> **Job**
Select and copy out every line in the records containing "Follobanen".

-- BEGIN Material supplied --

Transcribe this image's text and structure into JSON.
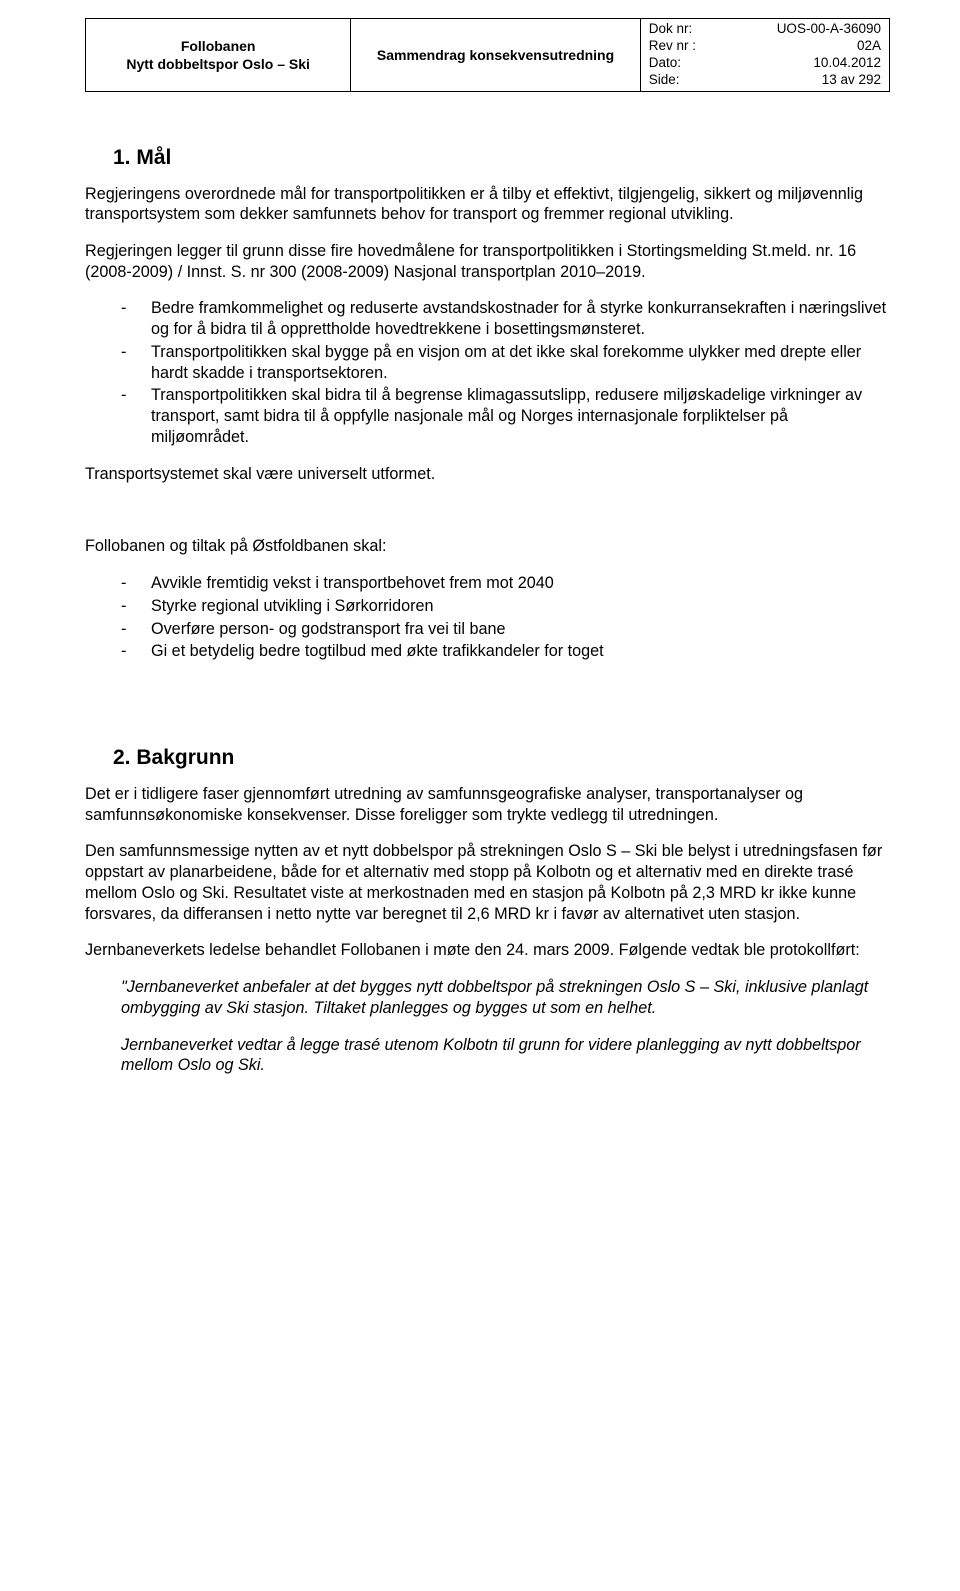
{
  "header": {
    "col1_line1": "Follobanen",
    "col1_line2": "Nytt dobbeltspor Oslo – Ski",
    "col2": "Sammendrag konsekvensutredning",
    "meta": [
      {
        "label": "Dok nr:",
        "value": "UOS-00-A-36090"
      },
      {
        "label": "Rev nr :",
        "value": "02A"
      },
      {
        "label": "Dato:",
        "value": "10.04.2012"
      },
      {
        "label": "Side:",
        "value": "13 av 292"
      }
    ]
  },
  "section1": {
    "title": "1. Mål",
    "p1": "Regjeringens overordnede mål for transportpolitikken er å tilby et effektivt, tilgjengelig, sikkert og miljøvennlig transportsystem som dekker samfunnets behov for transport og fremmer regional utvikling.",
    "p2": "Regjeringen legger til grunn disse fire hovedmålene for transportpolitikken i Stortingsmelding St.meld. nr. 16 (2008-2009) / Innst. S. nr 300 (2008-2009) Nasjonal transportplan 2010–2019.",
    "bullets": [
      "Bedre framkommelighet og reduserte avstandskostnader for å styrke konkurransekraften i næringslivet og for å bidra til å opprettholde hovedtrekkene i bosettingsmønsteret.",
      "Transportpolitikken skal bygge på en visjon om at det ikke skal forekomme ulykker med drepte eller hardt skadde i transportsektoren.",
      "Transportpolitikken skal bidra til å begrense klimagassutslipp, redusere miljøskadelige virkninger av transport, samt bidra til å oppfylle nasjonale mål og Norges internasjonale forpliktelser på miljøområdet."
    ],
    "p3": "Transportsystemet skal være universelt utformet.",
    "p4": "Follobanen og tiltak på Østfoldbanen skal:",
    "bullets2": [
      "Avvikle fremtidig vekst i transportbehovet frem mot 2040",
      "Styrke regional utvikling i Sørkorridoren",
      "Overføre person- og godstransport fra vei til bane",
      "Gi et betydelig bedre togtilbud med økte trafikkandeler for toget"
    ]
  },
  "section2": {
    "title": "2. Bakgrunn",
    "p1": "Det er i tidligere faser gjennomført utredning av samfunnsgeografiske analyser, transportanalyser og samfunnsøkonomiske konsekvenser. Disse foreligger som trykte vedlegg til utredningen.",
    "p2": "Den samfunnsmessige nytten av et nytt dobbelspor på strekningen Oslo S – Ski ble belyst i utredningsfasen før oppstart av planarbeidene, både for et alternativ med stopp på Kolbotn og et alternativ med en direkte trasé mellom Oslo og Ski. Resultatet viste at merkostnaden med en stasjon på Kolbotn på 2,3 MRD kr ikke kunne forsvares, da differansen i netto nytte var beregnet til 2,6 MRD kr i favør av alternativet uten stasjon.",
    "p3": "Jernbaneverkets ledelse behandlet Follobanen i møte den 24. mars 2009. Følgende vedtak ble protokollført:",
    "quote1": "\"Jernbaneverket anbefaler at det bygges nytt dobbeltspor på strekningen Oslo S – Ski, inklusive planlagt ombygging av Ski stasjon. Tiltaket planlegges og bygges ut som en helhet.",
    "quote2": "Jernbaneverket vedtar å legge trasé utenom Kolbotn til grunn for videre planlegging av nytt dobbeltspor mellom Oslo og Ski."
  }
}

-- END Material supplied --

> **Result below**
    "col1_line1": "Follobanen",
    "p4": "Follobanen og tiltak på Østfoldbanen skal:",
    "p3": "Jernbaneverkets ledelse behandlet Follobanen i møte den 24. mars 2009. Følgende vedtak ble protokollført:",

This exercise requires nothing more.